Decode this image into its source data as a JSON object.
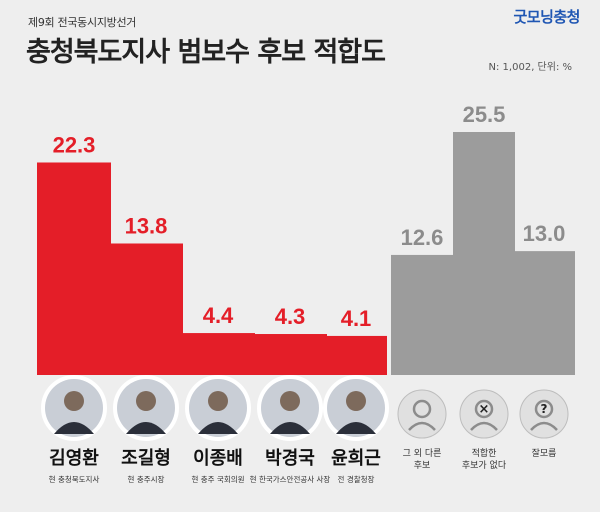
{
  "header": {
    "subtitle": "제9회 전국동시지방선거",
    "title": "충청북도지사 범보수 후보 적합도",
    "logo": "굿모닝충청",
    "note": "N: 1,002, 단위: %"
  },
  "colors": {
    "candidate_bar": "#e41e28",
    "other_bar": "#9c9c9c",
    "value_red": "#e41e28",
    "value_gray": "#8c8c8c",
    "background": "#eeeeee"
  },
  "chart_data": {
    "type": "bar",
    "categories": [
      "김영환",
      "조길형",
      "이종배",
      "박경국",
      "윤희근",
      "그 외 다른 후보",
      "적합한 후보가 없다",
      "잘모름"
    ],
    "values": [
      22.3,
      13.8,
      4.4,
      4.3,
      4.1,
      12.6,
      25.5,
      13.0
    ],
    "value_labels": [
      "22.3",
      "13.8",
      "4.4",
      "4.3",
      "4.1",
      "12.6",
      "25.5",
      "13.0"
    ],
    "ylim": [
      0,
      27
    ],
    "grid": false,
    "title": "충청북도지사 범보수 후보 적합도",
    "candidates": [
      {
        "name": "김영환",
        "role": "현 충청북도지사"
      },
      {
        "name": "조길형",
        "role": "현 충주시장"
      },
      {
        "name": "이종배",
        "role": "현 충주 국회의원"
      },
      {
        "name": "박경국",
        "role": "현 한국가스안전공사 사장"
      },
      {
        "name": "윤희근",
        "role": "전 경찰청장"
      }
    ],
    "others": [
      {
        "label": "그 외 다른 후보",
        "icon": "person-icon"
      },
      {
        "label": "적합한 후보가 없다",
        "icon": "person-x-icon"
      },
      {
        "label": "잘모름",
        "icon": "person-question-icon"
      }
    ]
  }
}
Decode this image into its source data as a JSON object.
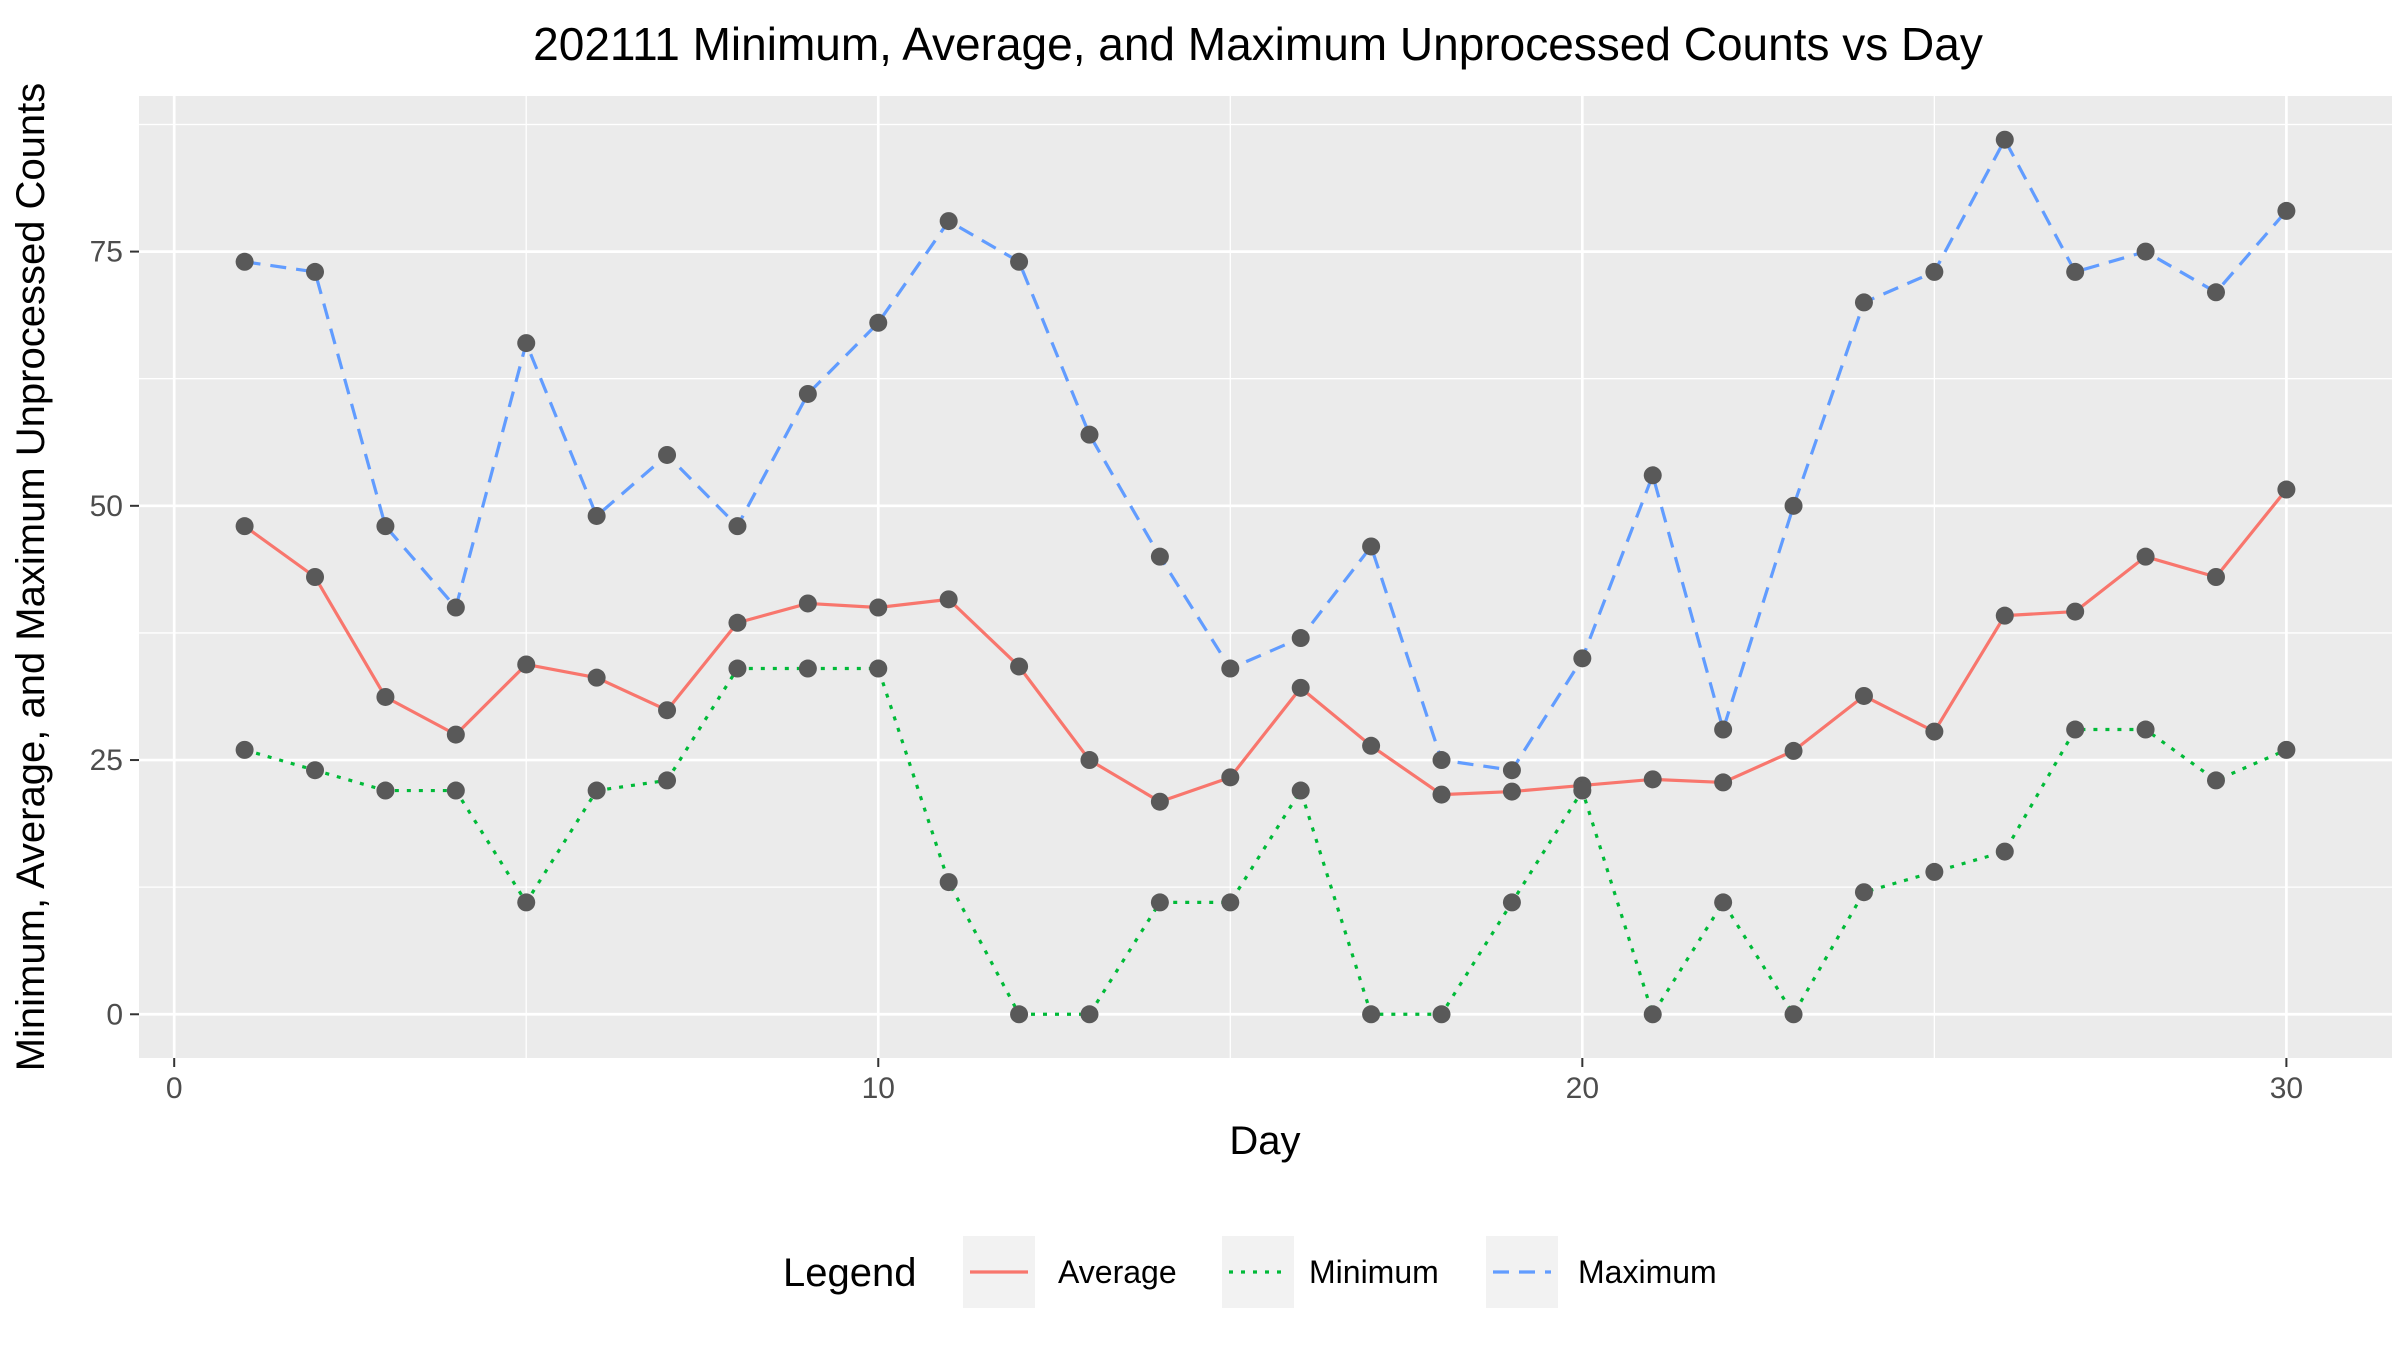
{
  "chart_data": {
    "type": "line",
    "title": "202111 Minimum, Average, and Maximum Unprocessed Counts vs Day",
    "xlabel": "Day",
    "ylabel": "Minimum, Average, and Maximum Unprocessed Counts",
    "xlim": [
      -0.5,
      31.5
    ],
    "ylim": [
      -4.3,
      90.3
    ],
    "x_ticks": [
      0,
      10,
      20,
      30
    ],
    "y_ticks": [
      0,
      25,
      50,
      75
    ],
    "grid": true,
    "legend": {
      "title": "Legend",
      "position": "bottom"
    },
    "x": [
      1,
      2,
      3,
      4,
      5,
      6,
      7,
      8,
      9,
      10,
      11,
      12,
      13,
      14,
      15,
      16,
      17,
      18,
      19,
      20,
      21,
      22,
      23,
      24,
      25,
      26,
      27,
      28,
      29,
      30
    ],
    "series": [
      {
        "name": "Average",
        "color": "#F8766D",
        "dash": "solid",
        "values": [
          48,
          43,
          31.2,
          27.5,
          34.4,
          33.1,
          29.9,
          38.5,
          40.4,
          40,
          40.8,
          34.2,
          25,
          20.9,
          23.3,
          32.1,
          26.4,
          21.6,
          21.9,
          22.5,
          23.1,
          22.8,
          25.9,
          31.3,
          27.8,
          39.2,
          39.6,
          45,
          43,
          51.6
        ]
      },
      {
        "name": "Minimum",
        "color": "#00BA38",
        "dash": "dotted",
        "values": [
          26,
          24,
          22,
          22,
          11,
          22,
          23,
          34,
          34,
          34,
          13,
          0,
          0,
          11,
          11,
          22,
          0,
          0,
          11,
          22,
          0,
          11,
          0,
          12,
          14,
          16,
          28,
          28,
          23,
          26
        ]
      },
      {
        "name": "Maximum",
        "color": "#619CFF",
        "dash": "dashed",
        "values": [
          74,
          73,
          48,
          40,
          66,
          49,
          55,
          48,
          61,
          68,
          78,
          74,
          57,
          45,
          34,
          37,
          46,
          25,
          24,
          35,
          53,
          28,
          50,
          70,
          73,
          86,
          73,
          75,
          71,
          79
        ]
      }
    ],
    "point_color": "#595959"
  }
}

_ _ _ _ _

*THE TASK*
Leave out the pictures, and give all the records again exactly.

*FULL ANSWER*
Decode this image into its source data as a JSON object.
{
  "header": {
    "subtitle": "제9회 전국동시지방선거",
    "title": "충청북도지사 범보수 후보 적합도",
    "logo": "굿모닝충청",
    "note": "N: 1,002, 단위: %"
  },
  "colors": {
    "candidate_bar": "#e41e28",
    "other_bar": "#9c9c9c",
    "value_red": "#e41e28",
    "value_gray": "#8c8c8c",
    "background": "#eeeeee"
  },
  "chart_data": {
    "type": "bar",
    "categories": [
      "김영환",
      "조길형",
      "이종배",
      "박경국",
      "윤희근",
      "그 외 다른 후보",
      "적합한 후보가 없다",
      "잘모름"
    ],
    "values": [
      22.3,
      13.8,
      4.4,
      4.3,
      4.1,
      12.6,
      25.5,
      13.0
    ],
    "value_labels": [
      "22.3",
      "13.8",
      "4.4",
      "4.3",
      "4.1",
      "12.6",
      "25.5",
      "13.0"
    ],
    "ylim": [
      0,
      27
    ],
    "grid": false,
    "title": "충청북도지사 범보수 후보 적합도",
    "candidates": [
      {
        "name": "김영환",
        "role": "현 충청북도지사"
      },
      {
        "name": "조길형",
        "role": "현 충주시장"
      },
      {
        "name": "이종배",
        "role": "현 충주 국회의원"
      },
      {
        "name": "박경국",
        "role": "현 한국가스안전공사 사장"
      },
      {
        "name": "윤희근",
        "role": "전 경찰청장"
      }
    ],
    "others": [
      {
        "label": "그 외 다른 후보",
        "icon": "person-icon"
      },
      {
        "label": "적합한 후보가 없다",
        "icon": "person-x-icon"
      },
      {
        "label": "잘모름",
        "icon": "person-question-icon"
      }
    ]
  }
}
Decode this image into its source data as a JSON object.
{
  "chart_data": {
    "type": "line",
    "title": "202111 Minimum, Average, and Maximum Unprocessed Counts vs Day",
    "xlabel": "Day",
    "ylabel": "Minimum, Average, and Maximum Unprocessed Counts",
    "xlim": [
      -0.5,
      31.5
    ],
    "ylim": [
      -4.3,
      90.3
    ],
    "x_ticks": [
      0,
      10,
      20,
      30
    ],
    "y_ticks": [
      0,
      25,
      50,
      75
    ],
    "grid": true,
    "legend": {
      "title": "Legend",
      "position": "bottom"
    },
    "x": [
      1,
      2,
      3,
      4,
      5,
      6,
      7,
      8,
      9,
      10,
      11,
      12,
      13,
      14,
      15,
      16,
      17,
      18,
      19,
      20,
      21,
      22,
      23,
      24,
      25,
      26,
      27,
      28,
      29,
      30
    ],
    "series": [
      {
        "name": "Average",
        "color": "#F8766D",
        "dash": "solid",
        "values": [
          48,
          43,
          31.2,
          27.5,
          34.4,
          33.1,
          29.9,
          38.5,
          40.4,
          40,
          40.8,
          34.2,
          25,
          20.9,
          23.3,
          32.1,
          26.4,
          21.6,
          21.9,
          22.5,
          23.1,
          22.8,
          25.9,
          31.3,
          27.8,
          39.2,
          39.6,
          45,
          43,
          51.6
        ]
      },
      {
        "name": "Minimum",
        "color": "#00BA38",
        "dash": "dotted",
        "values": [
          26,
          24,
          22,
          22,
          11,
          22,
          23,
          34,
          34,
          34,
          13,
          0,
          0,
          11,
          11,
          22,
          0,
          0,
          11,
          22,
          0,
          11,
          0,
          12,
          14,
          16,
          28,
          28,
          23,
          26
        ]
      },
      {
        "name": "Maximum",
        "color": "#619CFF",
        "dash": "dashed",
        "values": [
          74,
          73,
          48,
          40,
          66,
          49,
          55,
          48,
          61,
          68,
          78,
          74,
          57,
          45,
          34,
          37,
          46,
          25,
          24,
          35,
          53,
          28,
          50,
          70,
          73,
          86,
          73,
          75,
          71,
          79
        ]
      }
    ],
    "point_color": "#595959"
  }
}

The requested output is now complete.